TEXT BLOCK ▸

Emily LakdawallaDec 01, 2011

First-ever high-resolution Synthetic Aperture Radar image of Enceladus

EDIT: A couple of people have pointed out to me that, contrary to what I'd said earlier, Cassini successfully acquired SAR images from a much greater distance from several other icy moons.

Cassini is equipped with the capability of using its radio dish as an imaging system in order for it to peer through Titan's thick haze to see sharp details on its surface. Where Titan appears blurry and smudgy to optical instruments like the cameras and imaging spectrometers, its features pop into sharp relief in Synthetic Aperture Radar (SAR) images. It doesn't always make mysterious Titan's features any easier to interpret, but it at least makes Titan slightly less of a Rorschach test to imaginative scientists.

Guabonito crater, Titan, in infrared and radar
Guabonito crater, Titan, in infrared and radar Guabonito crater appears to be a ring of bright hills about 90 kilometers (56 miles) in diameter. It is possible that it has been modified or at least infilled by windblown dark sand. Its appearance looks surprisingly similar to Cassini's optical and radar instruments.Image: NASA / JPL-Caltech / SSI

SAR images were key in the determination of the fact that Titan's dark "oceans" surrounding its bright "continents" are actually seas of windblown sand forming long, parallel dunes.

Titan's Dunes
Titan's Dunes SAR image of dark longitudinal dunes that have formed around higher-standing bright areas.Image: NASA / JPL-Caltech

Although Cassini has used its RADAR instrument to perform other sorts of observations on Saturn's smaller moons (things like scatterometry and radiometry), until last month it had never performed SAR imaging on any body except Titan. That's because the SAR technique only works when Cassini is passing relatively close to a target, no farther than 4000 kilometers and ideally closer than 1500. At such times, all the other instruments want to get in to the act, too. But Cassini's radar dish is pointed perpendicularly to the optical instruments. (There are good reasons for this. Among them, the dish serves as an umbrella when Cassini passes through dustier parts of Saturn's ring plane; at those times, Cassini is pointed in what they call the "ram direction," with the dish facing forward along its orbit, protecting the delicate optical instruments from damage from particle impacts.) In a fight between one instrument (RADAR) and all the optical instruments (ISS, VIMS, UVIS, CIRS) for who gets to perform imaging during rare close encounters with the other icy moons, it's no contest; there's just much more value in getting those combined optical observations than there is in getting just one skinny noodle of RADAR SAR data.

But for one of Saturn's mid-sized moons, a large number of encounters have been planned into Cassini's busy schedule. That moon is Enceladus. On the November 6, 2011 flyby of Enceladus -- the third such flyby in just a few weeks -- the Cassini mission elected to take a SAR swath instead of using the optical instruments for once. So here it is: the first-ever SAR swath on Enceladus. In fact, the only other places we've ever done SAR imaging are Earth, the Moon, Venus, Iapetus, and Titan.

TASKS TO COMPLETE ▸
A. In the post on Cassini's radar imaging, rewrite the passage between "Emily LakdawallaDec 01, 2011" and "other icy moons.", inclusive, changing "Cassini" to "Cassini-Huygens".
B. According to the post on Cassini's radar imaging, on what date did the flyby that produced the first SAR swath of Enceladus take place?

RECORDS SHOWN ▸
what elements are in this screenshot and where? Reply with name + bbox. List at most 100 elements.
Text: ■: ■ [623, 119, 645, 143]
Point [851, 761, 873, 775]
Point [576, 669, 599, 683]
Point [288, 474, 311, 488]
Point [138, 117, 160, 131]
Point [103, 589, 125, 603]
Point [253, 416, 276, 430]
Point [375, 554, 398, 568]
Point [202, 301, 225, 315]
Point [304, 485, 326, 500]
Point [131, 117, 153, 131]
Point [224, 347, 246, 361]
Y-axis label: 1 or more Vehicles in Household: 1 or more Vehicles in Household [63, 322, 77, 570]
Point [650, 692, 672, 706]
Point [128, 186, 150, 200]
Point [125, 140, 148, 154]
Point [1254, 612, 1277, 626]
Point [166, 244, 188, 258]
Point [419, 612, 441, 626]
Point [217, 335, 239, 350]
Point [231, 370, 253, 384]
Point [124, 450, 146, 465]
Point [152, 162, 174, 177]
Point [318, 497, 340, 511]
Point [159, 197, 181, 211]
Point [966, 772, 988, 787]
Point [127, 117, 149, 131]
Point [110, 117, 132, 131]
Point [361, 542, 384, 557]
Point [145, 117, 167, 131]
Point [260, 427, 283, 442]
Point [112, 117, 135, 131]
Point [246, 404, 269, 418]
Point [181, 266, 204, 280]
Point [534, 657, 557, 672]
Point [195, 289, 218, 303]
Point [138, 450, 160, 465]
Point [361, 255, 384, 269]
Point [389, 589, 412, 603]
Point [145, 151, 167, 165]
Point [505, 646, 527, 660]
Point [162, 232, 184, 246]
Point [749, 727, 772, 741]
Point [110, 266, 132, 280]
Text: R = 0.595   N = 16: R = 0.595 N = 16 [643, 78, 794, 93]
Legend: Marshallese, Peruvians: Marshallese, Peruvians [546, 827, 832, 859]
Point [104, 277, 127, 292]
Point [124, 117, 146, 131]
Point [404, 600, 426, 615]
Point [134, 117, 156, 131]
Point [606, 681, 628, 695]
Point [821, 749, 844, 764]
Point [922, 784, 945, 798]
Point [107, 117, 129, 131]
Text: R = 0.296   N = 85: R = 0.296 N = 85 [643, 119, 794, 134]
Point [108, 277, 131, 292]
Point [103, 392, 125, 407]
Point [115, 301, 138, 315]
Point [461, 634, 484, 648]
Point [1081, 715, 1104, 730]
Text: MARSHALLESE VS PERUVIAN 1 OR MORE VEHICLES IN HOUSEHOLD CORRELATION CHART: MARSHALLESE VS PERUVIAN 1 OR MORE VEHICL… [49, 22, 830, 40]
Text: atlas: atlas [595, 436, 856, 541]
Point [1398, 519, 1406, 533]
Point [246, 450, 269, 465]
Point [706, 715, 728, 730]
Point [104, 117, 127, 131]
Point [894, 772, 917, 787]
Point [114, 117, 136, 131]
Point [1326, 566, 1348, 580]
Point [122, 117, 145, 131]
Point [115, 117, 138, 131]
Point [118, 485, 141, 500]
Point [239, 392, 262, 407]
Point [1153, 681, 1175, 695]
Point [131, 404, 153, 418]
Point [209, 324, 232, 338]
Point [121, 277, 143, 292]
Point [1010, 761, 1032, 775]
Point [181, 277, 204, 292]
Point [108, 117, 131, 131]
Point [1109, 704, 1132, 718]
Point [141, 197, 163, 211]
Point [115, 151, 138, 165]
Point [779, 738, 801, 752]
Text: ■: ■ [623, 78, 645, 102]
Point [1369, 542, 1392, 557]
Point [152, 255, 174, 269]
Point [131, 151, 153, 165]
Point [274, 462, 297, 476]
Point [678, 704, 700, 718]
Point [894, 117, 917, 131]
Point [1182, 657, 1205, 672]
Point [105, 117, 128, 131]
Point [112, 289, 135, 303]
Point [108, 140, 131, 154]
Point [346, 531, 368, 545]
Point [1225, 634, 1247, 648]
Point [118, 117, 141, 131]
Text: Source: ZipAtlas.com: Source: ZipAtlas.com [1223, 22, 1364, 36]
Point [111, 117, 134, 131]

ACTIVITY ANSWERS ▸
A.
Emily LakdawallaDec 01, 2011

First-ever high-resolution Synthetic Aperture Radar image of Enceladus

EDIT: A couple of people have pointed out to me that, contrary to what I'd said earlier, Cassini-Huygens successfully acquired SAR images from a much greater distance from several other icy moons.

B. November 6, 2011